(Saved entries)
|---|

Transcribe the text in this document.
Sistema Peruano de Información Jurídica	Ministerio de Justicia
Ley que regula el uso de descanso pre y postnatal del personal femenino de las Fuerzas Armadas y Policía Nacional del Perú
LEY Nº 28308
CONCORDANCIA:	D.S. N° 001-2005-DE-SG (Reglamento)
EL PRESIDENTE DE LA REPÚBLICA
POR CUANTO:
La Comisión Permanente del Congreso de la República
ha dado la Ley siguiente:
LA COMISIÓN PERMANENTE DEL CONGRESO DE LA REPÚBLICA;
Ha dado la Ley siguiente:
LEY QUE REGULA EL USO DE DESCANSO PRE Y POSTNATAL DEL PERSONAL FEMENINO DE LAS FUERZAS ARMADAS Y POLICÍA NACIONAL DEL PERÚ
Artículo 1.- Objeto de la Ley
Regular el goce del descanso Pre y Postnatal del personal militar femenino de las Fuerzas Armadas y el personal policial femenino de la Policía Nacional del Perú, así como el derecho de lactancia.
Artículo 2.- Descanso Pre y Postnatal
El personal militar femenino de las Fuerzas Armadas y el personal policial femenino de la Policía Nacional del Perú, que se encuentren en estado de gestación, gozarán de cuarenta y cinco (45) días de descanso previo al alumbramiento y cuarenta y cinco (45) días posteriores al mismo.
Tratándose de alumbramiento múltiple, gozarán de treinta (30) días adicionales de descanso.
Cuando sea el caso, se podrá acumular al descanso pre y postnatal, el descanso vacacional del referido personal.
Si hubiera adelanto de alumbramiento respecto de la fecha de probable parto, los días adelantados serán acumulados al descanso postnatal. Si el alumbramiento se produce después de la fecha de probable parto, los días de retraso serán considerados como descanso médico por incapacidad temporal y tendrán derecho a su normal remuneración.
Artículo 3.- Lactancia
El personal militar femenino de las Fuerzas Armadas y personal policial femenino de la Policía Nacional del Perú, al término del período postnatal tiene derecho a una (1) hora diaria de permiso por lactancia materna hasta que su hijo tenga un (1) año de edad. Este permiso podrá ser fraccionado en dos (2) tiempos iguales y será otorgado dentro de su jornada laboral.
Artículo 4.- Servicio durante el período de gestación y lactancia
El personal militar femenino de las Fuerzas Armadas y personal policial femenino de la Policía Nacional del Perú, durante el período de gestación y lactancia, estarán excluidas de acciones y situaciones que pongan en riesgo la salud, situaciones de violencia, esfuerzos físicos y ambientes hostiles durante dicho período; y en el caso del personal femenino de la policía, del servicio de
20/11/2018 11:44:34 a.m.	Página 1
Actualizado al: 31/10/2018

|---|

Print all of the entries again, exactly as written.

Transcribe the text in this document.
Sistema Peruano de Información Jurídica	Ministerio de Justicia
Ley que regula el uso de descanso pre y postnatal del personal femenino de las Fuerzas Armadas y Policía Nacional del Perú
LEY Nº 28308
CONCORDANCIA:	D.S. N° 001-2005-DE-SG (Reglamento)
EL PRESIDENTE DE LA REPÚBLICA
POR CUANTO:
La Comisión Permanente del Congreso de la República
ha dado la Ley siguiente:
LA COMISIÓN PERMANENTE DEL CONGRESO DE LA REPÚBLICA;
Ha dado la Ley siguiente:
LEY QUE REGULA EL USO DE DESCANSO PRE Y POSTNATAL DEL PERSONAL FEMENINO DE LAS FUERZAS ARMADAS Y POLICÍA NACIONAL DEL PERÚ
Artículo 1.- Objeto de la Ley
Regular el goce del descanso Pre y Postnatal del personal militar femenino de las Fuerzas Armadas y el personal policial femenino de la Policía Nacional del Perú, así como el derecho de lactancia.
Artículo 2.- Descanso Pre y Postnatal
El personal militar femenino de las Fuerzas Armadas y el personal policial femenino de la Policía Nacional del Perú, que se encuentren en estado de gestación, gozarán de cuarenta y cinco (45) días de descanso previo al alumbramiento y cuarenta y cinco (45) días posteriores al mismo.
Tratándose de alumbramiento múltiple, gozarán de treinta (30) días adicionales de descanso.
Cuando sea el caso, se podrá acumular al descanso pre y postnatal, el descanso vacacional del referido personal.
Si hubiera adelanto de alumbramiento respecto de la fecha de probable parto, los días adelantados serán acumulados al descanso postnatal. Si el alumbramiento se produce después de la fecha de probable parto, los días de retraso serán considerados como descanso médico por incapacidad temporal y tendrán derecho a su normal remuneración.
Artículo 3.- Lactancia
El personal militar femenino de las Fuerzas Armadas y personal policial femenino de la Policía Nacional del Perú, al término del período postnatal tiene derecho a una (1) hora diaria de permiso por lactancia materna hasta que su hijo tenga un (1) año de edad. Este permiso podrá ser fraccionado en dos (2) tiempos iguales y será otorgado dentro de su jornada laboral.
Artículo 4.- Servicio durante el período de gestación y lactancia
El personal militar femenino de las Fuerzas Armadas y personal policial femenino de la Policía Nacional del Perú, durante el período de gestación y lactancia, estarán excluidas de acciones y situaciones que pongan en riesgo la salud, situaciones de violencia, esfuerzos físicos y ambientes hostiles durante dicho período; y en el caso del personal femenino de la policía, del servicio de
20/11/2018 11:44:34 a.m.	Página 1
Actualizado al: 31/10/2018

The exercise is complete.